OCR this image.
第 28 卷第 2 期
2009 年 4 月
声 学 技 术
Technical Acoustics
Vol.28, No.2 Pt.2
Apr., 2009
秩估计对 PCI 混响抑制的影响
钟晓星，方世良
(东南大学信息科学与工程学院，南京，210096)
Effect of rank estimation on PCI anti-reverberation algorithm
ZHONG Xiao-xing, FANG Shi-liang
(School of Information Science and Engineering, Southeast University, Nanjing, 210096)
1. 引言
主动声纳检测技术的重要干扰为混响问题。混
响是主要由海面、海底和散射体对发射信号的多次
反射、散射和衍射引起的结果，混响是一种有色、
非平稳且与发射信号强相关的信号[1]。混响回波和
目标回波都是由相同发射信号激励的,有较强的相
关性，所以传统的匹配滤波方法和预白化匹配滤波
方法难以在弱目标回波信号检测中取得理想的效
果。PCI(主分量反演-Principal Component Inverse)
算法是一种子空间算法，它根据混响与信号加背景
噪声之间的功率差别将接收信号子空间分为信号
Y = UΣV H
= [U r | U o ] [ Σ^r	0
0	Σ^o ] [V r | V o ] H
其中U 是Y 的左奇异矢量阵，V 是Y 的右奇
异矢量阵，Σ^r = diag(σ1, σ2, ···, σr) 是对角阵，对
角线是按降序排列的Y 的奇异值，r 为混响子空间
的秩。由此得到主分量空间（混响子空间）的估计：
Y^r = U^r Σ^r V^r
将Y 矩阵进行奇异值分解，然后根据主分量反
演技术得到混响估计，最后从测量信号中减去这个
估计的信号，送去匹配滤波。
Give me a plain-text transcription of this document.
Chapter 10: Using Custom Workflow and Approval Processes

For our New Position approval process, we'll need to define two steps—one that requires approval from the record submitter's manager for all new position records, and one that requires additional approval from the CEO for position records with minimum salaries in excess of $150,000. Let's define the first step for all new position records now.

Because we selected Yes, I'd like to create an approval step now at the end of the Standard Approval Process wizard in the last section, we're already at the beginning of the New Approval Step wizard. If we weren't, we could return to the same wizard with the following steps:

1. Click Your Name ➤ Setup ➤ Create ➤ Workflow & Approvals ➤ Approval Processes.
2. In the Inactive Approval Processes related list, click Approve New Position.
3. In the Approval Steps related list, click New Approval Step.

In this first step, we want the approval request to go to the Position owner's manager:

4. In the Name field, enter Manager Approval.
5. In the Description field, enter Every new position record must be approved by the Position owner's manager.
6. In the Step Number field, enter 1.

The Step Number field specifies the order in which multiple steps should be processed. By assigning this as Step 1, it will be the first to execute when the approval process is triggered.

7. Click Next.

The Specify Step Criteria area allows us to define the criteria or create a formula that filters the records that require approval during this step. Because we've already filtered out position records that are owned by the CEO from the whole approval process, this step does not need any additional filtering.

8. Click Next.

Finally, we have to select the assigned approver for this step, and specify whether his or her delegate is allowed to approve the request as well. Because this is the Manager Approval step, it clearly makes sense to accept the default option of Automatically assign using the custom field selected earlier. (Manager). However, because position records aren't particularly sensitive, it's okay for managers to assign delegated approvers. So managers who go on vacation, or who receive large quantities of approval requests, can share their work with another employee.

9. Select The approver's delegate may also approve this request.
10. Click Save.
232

***

Your goal
Output each record exactly, leaving nothing out.

The solution
OCR this image.
第 28 卷第 2 期
2009 年 4 月
声 学 技 术
Technical Acoustics
Vol.28, No.2 Pt.2
Apr., 2009
秩估计对 PCI 混响抑制的影响
钟晓星，方世良
(东南大学信息科学与工程学院，南京，210096)
Effect of rank estimation on PCI anti-reverberation algorithm
ZHONG Xiao-xing, FANG Shi-liang
(School of Information Science and Engineering, Southeast University, Nanjing, 210096)
1. 引言
主动声纳检测技术的重要干扰为混响问题。混
响是主要由海面、海底和散射体对发射信号的多次
反射、散射和衍射引起的结果，混响是一种有色、
非平稳且与发射信号强相关的信号[1]。混响回波和
目标回波都是由相同发射信号激励的,有较强的相
关性，所以传统的匹配滤波方法和预白化匹配滤波
方法难以在弱目标回波信号检测中取得理想的效
果。PCI(主分量反演-Principal Component Inverse)
算法是一种子空间算法，它根据混响与信号加背景
噪声之间的功率差别将接收信号子空间分为信号
Y = UΣV H
= [U r | U o ] [ Σ^r	0
0	Σ^o ] [V r | V o ] H
其中U 是Y 的左奇异矢量阵，V 是Y 的右奇
异矢量阵，Σ^r = diag(σ1, σ2, ···, σr) 是对角阵，对
角线是按降序排列的Y 的奇异值，r 为混响子空间
的秩。由此得到主分量空间（混响子空间）的估计：
Y^r = U^r Σ^r V^r
将Y 矩阵进行奇异值分解，然后根据主分量反
演技术得到混响估计，最后从测量信号中减去这个
估计的信号，送去匹配滤波。
Give me a plain-text transcription of this document.
Chapter 10: Using Custom Workflow and Approval Processes

For our New Position approval process, we'll need to define two steps—one that requires approval from the record submitter's manager for all new position records, and one that requires additional approval from the CEO for position records with minimum salaries in excess of $150,000. Let's define the first step for all new position records now.

Because we selected Yes, I'd like to create an approval step now at the end of the Standard Approval Process wizard in the last section, we're already at the beginning of the New Approval Step wizard. If we weren't, we could return to the same wizard with the following steps:

1. Click Your Name ➤ Setup ➤ Create ➤ Workflow & Approvals ➤ Approval Processes.
2. In the Inactive Approval Processes related list, click Approve New Position.
3. In the Approval Steps related list, click New Approval Step.

In this first step, we want the approval request to go to the Position owner's manager:

4. In the Name field, enter Manager Approval.
5. In the Description field, enter Every new position record must be approved by the Position owner's manager.
6. In the Step Number field, enter 1.

The Step Number field specifies the order in which multiple steps should be processed. By assigning this as Step 1, it will be the first to execute when the approval process is triggered.

7. Click Next.

The Specify Step Criteria area allows us to define the criteria or create a formula that filters the records that require approval during this step. Because we've already filtered out position records that are owned by the CEO from the whole approval process, this step does not need any additional filtering.

8. Click Next.

Finally, we have to select the assigned approver for this step, and specify whether his or her delegate is allowed to approve the request as well. Because this is the Manager Approval step, it clearly makes sense to accept the default option of Automatically assign using the custom field selected earlier. (Manager). However, because position records aren't particularly sensitive, it's okay for managers to assign delegated approvers. So managers who go on vacation, or who receive large quantities of approval requests, can share their work with another employee.

9. Select The approver's delegate may also approve this request.
10. Click Save.
232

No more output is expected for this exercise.